Give the listing again exactly, omitting its images.

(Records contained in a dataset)
# # # # # # #

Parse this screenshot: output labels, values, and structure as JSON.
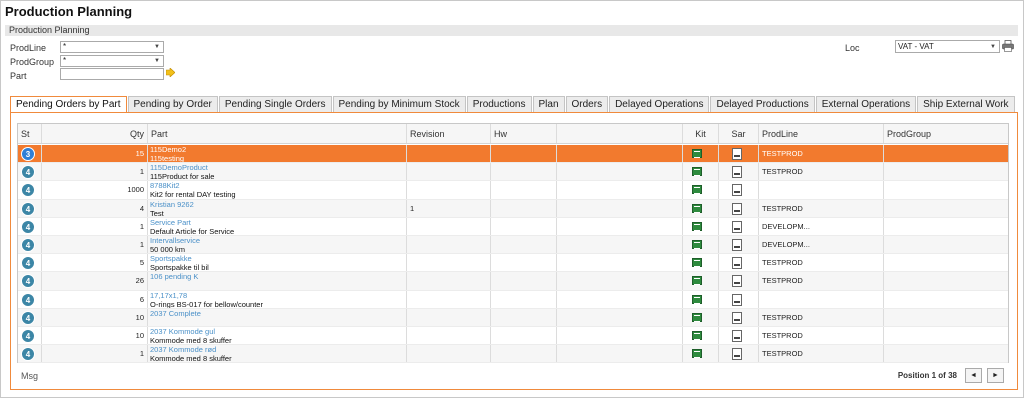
{
  "app": {
    "title": "Production Planning"
  },
  "section": {
    "title": "Production Planning"
  },
  "filters": {
    "prodline": {
      "label": "ProdLine",
      "value": "*"
    },
    "prodgroup": {
      "label": "ProdGroup",
      "value": "*"
    },
    "part": {
      "label": "Part",
      "value": ""
    },
    "loc": {
      "label": "Loc",
      "value": "VAT - VAT"
    }
  },
  "tabs": [
    {
      "label": "Pending Orders by Part",
      "active": true
    },
    {
      "label": "Pending by Order"
    },
    {
      "label": "Pending Single Orders"
    },
    {
      "label": "Pending by Minimum Stock"
    },
    {
      "label": "Productions"
    },
    {
      "label": "Plan"
    },
    {
      "label": "Orders"
    },
    {
      "label": "Delayed Operations"
    },
    {
      "label": "Delayed Productions"
    },
    {
      "label": "External Operations"
    },
    {
      "label": "Ship External Work"
    }
  ],
  "grid": {
    "columns": {
      "st": "St",
      "qty": "Qty",
      "part": "Part",
      "revision": "Revision",
      "hw": "Hw",
      "blank": "",
      "kit": "Kit",
      "sar": "Sar",
      "prodline": "ProdLine",
      "prodgroup": "ProdGroup"
    },
    "rows": [
      {
        "st": "3",
        "qty": "15",
        "part": "115Demo2",
        "desc": "115testing",
        "revision": "",
        "prodline": "TESTPROD",
        "selected": true
      },
      {
        "st": "4",
        "qty": "1",
        "part": "115DemoProduct",
        "desc": "115Product for sale",
        "revision": "",
        "prodline": "TESTPROD"
      },
      {
        "st": "4",
        "qty": "1000",
        "part": "8788Kit2",
        "desc": "Kit2 for rental DAY testing",
        "revision": "",
        "prodline": ""
      },
      {
        "st": "4",
        "qty": "4",
        "part": "Kristian 9262",
        "desc": "Test",
        "revision": "1",
        "prodline": "TESTPROD"
      },
      {
        "st": "4",
        "qty": "1",
        "part": "Service Part",
        "desc": "Default Article for Service",
        "revision": "",
        "prodline": "DEVELOPM..."
      },
      {
        "st": "4",
        "qty": "1",
        "part": "Intervallservice",
        "desc": "50 000 km",
        "revision": "",
        "prodline": "DEVELOPM..."
      },
      {
        "st": "4",
        "qty": "5",
        "part": "Sportspakke",
        "desc": "Sportspakke til bil",
        "revision": "",
        "prodline": "TESTPROD"
      },
      {
        "st": "4",
        "qty": "26",
        "part": "106 pending K",
        "desc": "",
        "revision": "",
        "prodline": "TESTPROD"
      },
      {
        "st": "4",
        "qty": "6",
        "part": "17,17x1,78",
        "desc": "O-rings BS-017 for bellow/counter",
        "revision": "",
        "prodline": ""
      },
      {
        "st": "4",
        "qty": "10",
        "part": "2037 Complete",
        "desc": "",
        "revision": "",
        "prodline": "TESTPROD"
      },
      {
        "st": "4",
        "qty": "10",
        "part": "2037 Kommode gul",
        "desc": "Kommode med 8 skuffer",
        "revision": "",
        "prodline": "TESTPROD"
      },
      {
        "st": "4",
        "qty": "1",
        "part": "2037 Kommode rød",
        "desc": "Kommode med 8 skuffer",
        "revision": "",
        "prodline": "TESTPROD"
      }
    ]
  },
  "status": {
    "msg": "Msg",
    "position_prefix": "Position",
    "position": "1",
    "of_word": "of",
    "total": "38",
    "prev_icon": "prev-icon",
    "next_icon": "next-icon"
  },
  "colors": {
    "accent": "#f27a2e",
    "status_badge": "#3c86a6",
    "link": "#4a90c8"
  }
}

# # # # # # #

» Result below
Parse this screenshot: output labels, values, and structure as JSON.
{
  "app": {
    "title": "Production Planning"
  },
  "section": {
    "title": "Production Planning"
  },
  "filters": {
    "prodline": {
      "label": "ProdLine",
      "value": "*"
    },
    "prodgroup": {
      "label": "ProdGroup",
      "value": "*"
    },
    "part": {
      "label": "Part",
      "value": ""
    },
    "loc": {
      "label": "Loc",
      "value": "VAT - VAT"
    }
  },
  "tabs": [
    {
      "label": "Pending Orders by Part",
      "active": true
    },
    {
      "label": "Pending by Order"
    },
    {
      "label": "Pending Single Orders"
    },
    {
      "label": "Pending by Minimum Stock"
    },
    {
      "label": "Productions"
    },
    {
      "label": "Plan"
    },
    {
      "label": "Orders"
    },
    {
      "label": "Delayed Operations"
    },
    {
      "label": "Delayed Productions"
    },
    {
      "label": "External Operations"
    },
    {
      "label": "Ship External Work"
    }
  ],
  "grid": {
    "columns": {
      "st": "St",
      "qty": "Qty",
      "part": "Part",
      "revision": "Revision",
      "hw": "Hw",
      "blank": "",
      "kit": "Kit",
      "sar": "Sar",
      "prodline": "ProdLine",
      "prodgroup": "ProdGroup"
    },
    "rows": [
      {
        "st": "3",
        "qty": "15",
        "part": "115Demo2",
        "desc": "115testing",
        "revision": "",
        "prodline": "TESTPROD",
        "selected": true
      },
      {
        "st": "4",
        "qty": "1",
        "part": "115DemoProduct",
        "desc": "115Product for sale",
        "revision": "",
        "prodline": "TESTPROD"
      },
      {
        "st": "4",
        "qty": "1000",
        "part": "8788Kit2",
        "desc": "Kit2 for rental DAY testing",
        "revision": "",
        "prodline": ""
      },
      {
        "st": "4",
        "qty": "4",
        "part": "Kristian 9262",
        "desc": "Test",
        "revision": "1",
        "prodline": "TESTPROD"
      },
      {
        "st": "4",
        "qty": "1",
        "part": "Service Part",
        "desc": "Default Article for Service",
        "revision": "",
        "prodline": "DEVELOPM..."
      },
      {
        "st": "4",
        "qty": "1",
        "part": "Intervallservice",
        "desc": "50 000 km",
        "revision": "",
        "prodline": "DEVELOPM..."
      },
      {
        "st": "4",
        "qty": "5",
        "part": "Sportspakke",
        "desc": "Sportspakke til bil",
        "revision": "",
        "prodline": "TESTPROD"
      },
      {
        "st": "4",
        "qty": "26",
        "part": "106 pending K",
        "desc": "",
        "revision": "",
        "prodline": "TESTPROD"
      },
      {
        "st": "4",
        "qty": "6",
        "part": "17,17x1,78",
        "desc": "O-rings BS-017 for bellow/counter",
        "revision": "",
        "prodline": ""
      },
      {
        "st": "4",
        "qty": "10",
        "part": "2037 Complete",
        "desc": "",
        "revision": "",
        "prodline": "TESTPROD"
      },
      {
        "st": "4",
        "qty": "10",
        "part": "2037 Kommode gul",
        "desc": "Kommode med 8 skuffer",
        "revision": "",
        "prodline": "TESTPROD"
      },
      {
        "st": "4",
        "qty": "1",
        "part": "2037 Kommode rød",
        "desc": "Kommode med 8 skuffer",
        "revision": "",
        "prodline": "TESTPROD"
      }
    ]
  },
  "status": {
    "msg": "Msg",
    "position_prefix": "Position",
    "position": "1",
    "of_word": "of",
    "total": "38",
    "prev_icon": "prev-icon",
    "next_icon": "next-icon"
  },
  "colors": {
    "accent": "#f27a2e",
    "status_badge": "#3c86a6",
    "link": "#4a90c8"
  }
}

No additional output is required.